- Description of the task: Images do not belong in the copy. Retype all the entries below exactly.

- Material to process:

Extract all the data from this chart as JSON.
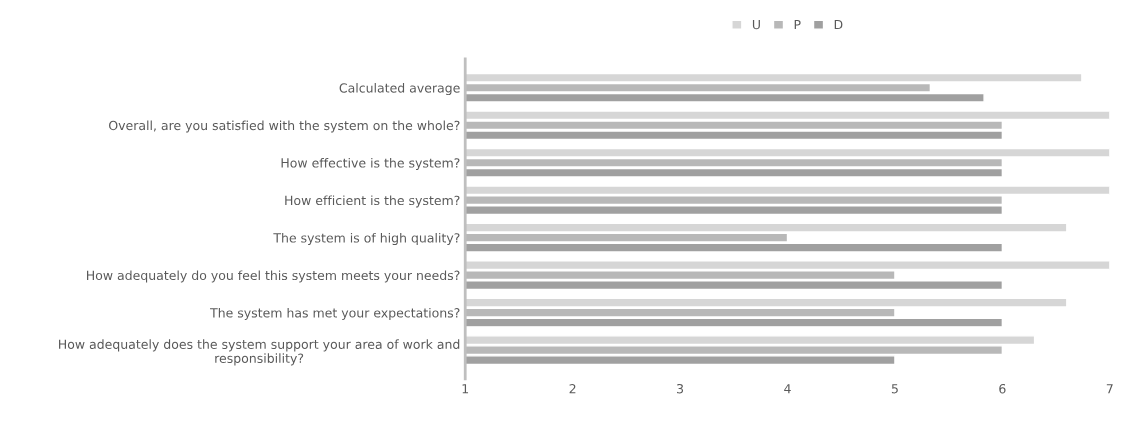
{
  "chart_data": {
    "type": "bar",
    "orientation": "horizontal",
    "categories": [
      "Calculated average",
      "Overall, are you satisfied with the system on the whole?",
      "How effective is the system?",
      "How efficient is the system?",
      "The system is of high quality?",
      "How adequately do you feel this system meets your needs?",
      "The system has met your expectations?",
      "How adequately does the system support your area of work and\nresponsibility?"
    ],
    "series": [
      {
        "name": "U",
        "color": "#d6d6d6",
        "values": [
          6.74,
          7,
          7,
          7,
          6.6,
          7,
          6.6,
          6.3
        ]
      },
      {
        "name": "P",
        "color": "#b8b8b8",
        "values": [
          5.33,
          6,
          6,
          6,
          4,
          5,
          5,
          6
        ]
      },
      {
        "name": "D",
        "color": "#a0a0a0",
        "values": [
          5.83,
          6,
          6,
          6,
          6,
          6,
          6,
          5
        ]
      }
    ],
    "xlim": [
      1,
      7
    ],
    "xticks": [
      1,
      2,
      3,
      4,
      5,
      6,
      7
    ],
    "grid": false,
    "legend": "top"
  }
}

- Solution below:
Extract all the data from this chart as JSON.
{
  "chart_data": {
    "type": "bar",
    "orientation": "horizontal",
    "categories": [
      "Calculated average",
      "Overall, are you satisfied with the system on the whole?",
      "How effective is the system?",
      "How efficient is the system?",
      "The system is of high quality?",
      "How adequately do you feel this system meets your needs?",
      "The system has met your expectations?",
      "How adequately does the system support your area of work and\nresponsibility?"
    ],
    "series": [
      {
        "name": "U",
        "color": "#d6d6d6",
        "values": [
          6.74,
          7,
          7,
          7,
          6.6,
          7,
          6.6,
          6.3
        ]
      },
      {
        "name": "P",
        "color": "#b8b8b8",
        "values": [
          5.33,
          6,
          6,
          6,
          4,
          5,
          5,
          6
        ]
      },
      {
        "name": "D",
        "color": "#a0a0a0",
        "values": [
          5.83,
          6,
          6,
          6,
          6,
          6,
          6,
          5
        ]
      }
    ],
    "xlim": [
      1,
      7
    ],
    "xticks": [
      1,
      2,
      3,
      4,
      5,
      6,
      7
    ],
    "grid": false,
    "legend": "top"
  }
}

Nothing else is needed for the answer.